Collected data
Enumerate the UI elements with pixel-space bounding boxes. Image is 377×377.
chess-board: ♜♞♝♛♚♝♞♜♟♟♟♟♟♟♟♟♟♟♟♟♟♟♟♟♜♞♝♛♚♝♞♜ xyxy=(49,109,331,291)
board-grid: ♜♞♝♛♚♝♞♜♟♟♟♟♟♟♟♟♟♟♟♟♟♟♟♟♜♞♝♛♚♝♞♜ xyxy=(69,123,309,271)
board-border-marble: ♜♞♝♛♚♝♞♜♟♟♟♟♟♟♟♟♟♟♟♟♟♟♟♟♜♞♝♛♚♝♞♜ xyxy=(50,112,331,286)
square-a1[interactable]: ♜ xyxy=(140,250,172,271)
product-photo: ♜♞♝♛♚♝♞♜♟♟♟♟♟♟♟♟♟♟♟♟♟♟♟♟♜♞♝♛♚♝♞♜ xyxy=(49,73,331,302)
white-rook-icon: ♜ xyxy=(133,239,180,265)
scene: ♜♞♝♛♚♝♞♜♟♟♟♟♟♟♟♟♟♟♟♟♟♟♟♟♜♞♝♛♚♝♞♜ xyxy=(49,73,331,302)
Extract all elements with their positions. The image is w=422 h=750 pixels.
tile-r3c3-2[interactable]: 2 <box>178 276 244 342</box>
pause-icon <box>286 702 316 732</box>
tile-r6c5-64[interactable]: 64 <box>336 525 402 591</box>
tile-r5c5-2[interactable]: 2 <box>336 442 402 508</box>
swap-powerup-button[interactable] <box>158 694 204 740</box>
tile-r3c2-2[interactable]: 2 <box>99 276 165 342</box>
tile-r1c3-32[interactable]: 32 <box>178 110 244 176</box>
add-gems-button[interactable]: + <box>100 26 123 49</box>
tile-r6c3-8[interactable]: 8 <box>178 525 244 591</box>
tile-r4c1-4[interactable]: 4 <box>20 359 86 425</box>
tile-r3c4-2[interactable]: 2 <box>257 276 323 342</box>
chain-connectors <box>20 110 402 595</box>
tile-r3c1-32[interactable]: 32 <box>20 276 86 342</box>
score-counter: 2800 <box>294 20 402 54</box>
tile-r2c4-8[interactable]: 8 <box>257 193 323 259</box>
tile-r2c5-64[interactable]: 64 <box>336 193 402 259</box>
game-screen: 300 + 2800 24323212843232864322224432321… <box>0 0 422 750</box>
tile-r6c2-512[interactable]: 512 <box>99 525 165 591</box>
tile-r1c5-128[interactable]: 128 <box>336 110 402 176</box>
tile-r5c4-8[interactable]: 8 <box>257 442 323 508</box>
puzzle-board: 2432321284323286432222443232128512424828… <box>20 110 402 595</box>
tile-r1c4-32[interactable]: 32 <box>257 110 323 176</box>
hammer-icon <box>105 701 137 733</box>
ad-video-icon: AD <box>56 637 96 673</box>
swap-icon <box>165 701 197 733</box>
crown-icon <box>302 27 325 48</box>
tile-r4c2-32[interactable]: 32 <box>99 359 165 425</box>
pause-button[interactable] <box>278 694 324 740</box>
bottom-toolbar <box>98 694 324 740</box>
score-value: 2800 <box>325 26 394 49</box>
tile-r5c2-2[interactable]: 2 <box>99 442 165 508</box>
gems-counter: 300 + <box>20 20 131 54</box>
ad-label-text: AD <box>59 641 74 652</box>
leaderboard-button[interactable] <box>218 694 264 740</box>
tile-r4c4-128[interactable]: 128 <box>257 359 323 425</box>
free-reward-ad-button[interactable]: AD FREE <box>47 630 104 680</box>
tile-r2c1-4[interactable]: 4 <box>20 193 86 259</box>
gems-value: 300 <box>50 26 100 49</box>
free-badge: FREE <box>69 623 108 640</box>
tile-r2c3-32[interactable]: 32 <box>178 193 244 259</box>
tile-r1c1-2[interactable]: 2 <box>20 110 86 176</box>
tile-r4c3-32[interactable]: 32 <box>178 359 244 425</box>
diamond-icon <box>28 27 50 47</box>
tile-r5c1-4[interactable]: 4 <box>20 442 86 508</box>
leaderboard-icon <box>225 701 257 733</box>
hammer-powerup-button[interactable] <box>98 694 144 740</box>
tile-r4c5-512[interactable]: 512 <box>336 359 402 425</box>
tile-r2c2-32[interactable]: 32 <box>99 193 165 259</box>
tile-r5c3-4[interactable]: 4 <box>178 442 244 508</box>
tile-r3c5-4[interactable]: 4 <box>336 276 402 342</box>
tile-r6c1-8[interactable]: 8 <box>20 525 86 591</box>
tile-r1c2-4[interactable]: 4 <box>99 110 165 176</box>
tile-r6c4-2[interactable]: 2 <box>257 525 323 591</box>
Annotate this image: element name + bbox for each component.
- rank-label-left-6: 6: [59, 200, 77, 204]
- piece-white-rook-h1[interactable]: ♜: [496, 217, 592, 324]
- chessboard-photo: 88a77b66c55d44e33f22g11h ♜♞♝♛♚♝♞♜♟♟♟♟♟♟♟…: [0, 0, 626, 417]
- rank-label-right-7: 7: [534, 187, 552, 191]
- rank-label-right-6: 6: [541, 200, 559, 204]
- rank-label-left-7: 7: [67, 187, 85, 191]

What is being asked
Transcribe every one of the rows above without changing a single character.

Solved problem
Enumerate the UI elements with pixel-space bounding boxes. Image is 377×377.
chess-board: ♜♞♝♛♚♝♞♜♟♟♟♟♟♟♟♟♟♟♟♟♟♟♟♟♜♞♝♛♚♝♞♜ xyxy=(49,109,331,291)
board-grid: ♜♞♝♛♚♝♞♜♟♟♟♟♟♟♟♟♟♟♟♟♟♟♟♟♜♞♝♛♚♝♞♜ xyxy=(69,123,309,271)
board-border-marble: ♜♞♝♛♚♝♞♜♟♟♟♟♟♟♟♟♟♟♟♟♟♟♟♟♜♞♝♛♚♝♞♜ xyxy=(50,112,331,286)
square-a1[interactable]: ♜ xyxy=(140,250,172,271)
product-photo: ♜♞♝♛♚♝♞♜♟♟♟♟♟♟♟♟♟♟♟♟♟♟♟♟♜♞♝♛♚♝♞♜ xyxy=(49,73,331,302)
white-rook-icon: ♜ xyxy=(133,239,180,265)
scene: ♜♞♝♛♚♝♞♜♟♟♟♟♟♟♟♟♟♟♟♟♟♟♟♟♜♞♝♛♚♝♞♜ xyxy=(49,73,331,302)
Extract all elements with their positions. The image is w=422 h=750 pixels.
tile-r3c3-2[interactable]: 2 <box>178 276 244 342</box>
pause-icon <box>286 702 316 732</box>
tile-r6c5-64[interactable]: 64 <box>336 525 402 591</box>
tile-r5c5-2[interactable]: 2 <box>336 442 402 508</box>
swap-powerup-button[interactable] <box>158 694 204 740</box>
tile-r3c2-2[interactable]: 2 <box>99 276 165 342</box>
tile-r1c3-32[interactable]: 32 <box>178 110 244 176</box>
add-gems-button[interactable]: + <box>100 26 123 49</box>
tile-r6c3-8[interactable]: 8 <box>178 525 244 591</box>
tile-r4c1-4[interactable]: 4 <box>20 359 86 425</box>
tile-r3c4-2[interactable]: 2 <box>257 276 323 342</box>
chain-connectors <box>20 110 402 595</box>
tile-r3c1-32[interactable]: 32 <box>20 276 86 342</box>
score-counter: 2800 <box>294 20 402 54</box>
tile-r2c4-8[interactable]: 8 <box>257 193 323 259</box>
tile-r2c5-64[interactable]: 64 <box>336 193 402 259</box>
game-screen: 300 + 2800 24323212843232864322224432321… <box>0 0 422 750</box>
tile-r6c2-512[interactable]: 512 <box>99 525 165 591</box>
tile-r1c5-128[interactable]: 128 <box>336 110 402 176</box>
tile-r5c4-8[interactable]: 8 <box>257 442 323 508</box>
puzzle-board: 2432321284323286432222443232128512424828… <box>20 110 402 595</box>
tile-r1c4-32[interactable]: 32 <box>257 110 323 176</box>
hammer-icon <box>105 701 137 733</box>
ad-video-icon: AD <box>56 637 96 673</box>
swap-icon <box>165 701 197 733</box>
crown-icon <box>302 27 325 48</box>
tile-r4c2-32[interactable]: 32 <box>99 359 165 425</box>
pause-button[interactable] <box>278 694 324 740</box>
bottom-toolbar <box>98 694 324 740</box>
score-value: 2800 <box>325 26 394 49</box>
tile-r5c2-2[interactable]: 2 <box>99 442 165 508</box>
gems-counter: 300 + <box>20 20 131 54</box>
ad-label-text: AD <box>59 641 74 652</box>
leaderboard-button[interactable] <box>218 694 264 740</box>
tile-r4c4-128[interactable]: 128 <box>257 359 323 425</box>
free-reward-ad-button[interactable]: AD FREE <box>47 630 104 680</box>
tile-r2c1-4[interactable]: 4 <box>20 193 86 259</box>
gems-value: 300 <box>50 26 100 49</box>
free-badge: FREE <box>69 623 108 640</box>
tile-r2c3-32[interactable]: 32 <box>178 193 244 259</box>
tile-r1c1-2[interactable]: 2 <box>20 110 86 176</box>
tile-r4c3-32[interactable]: 32 <box>178 359 244 425</box>
diamond-icon <box>28 27 50 47</box>
tile-r5c1-4[interactable]: 4 <box>20 442 86 508</box>
leaderboard-icon <box>225 701 257 733</box>
hammer-powerup-button[interactable] <box>98 694 144 740</box>
tile-r4c5-512[interactable]: 512 <box>336 359 402 425</box>
tile-r2c2-32[interactable]: 32 <box>99 193 165 259</box>
tile-r5c3-4[interactable]: 4 <box>178 442 244 508</box>
tile-r3c5-4[interactable]: 4 <box>336 276 402 342</box>
tile-r6c1-8[interactable]: 8 <box>20 525 86 591</box>
tile-r1c2-4[interactable]: 4 <box>99 110 165 176</box>
tile-r6c4-2[interactable]: 2 <box>257 525 323 591</box>
Annotate this image: element name + bbox for each component.
- rank-label-left-6: 6: [59, 200, 77, 204]
- piece-white-rook-h1[interactable]: ♜: [496, 217, 592, 324]
- chessboard-photo: 88a77b66c55d44e33f22g11h ♜♞♝♛♚♝♞♜♟♟♟♟♟♟♟…: [0, 0, 626, 417]
- rank-label-right-7: 7: [534, 187, 552, 191]
- rank-label-right-6: 6: [541, 200, 559, 204]
- rank-label-left-7: 7: [67, 187, 85, 191]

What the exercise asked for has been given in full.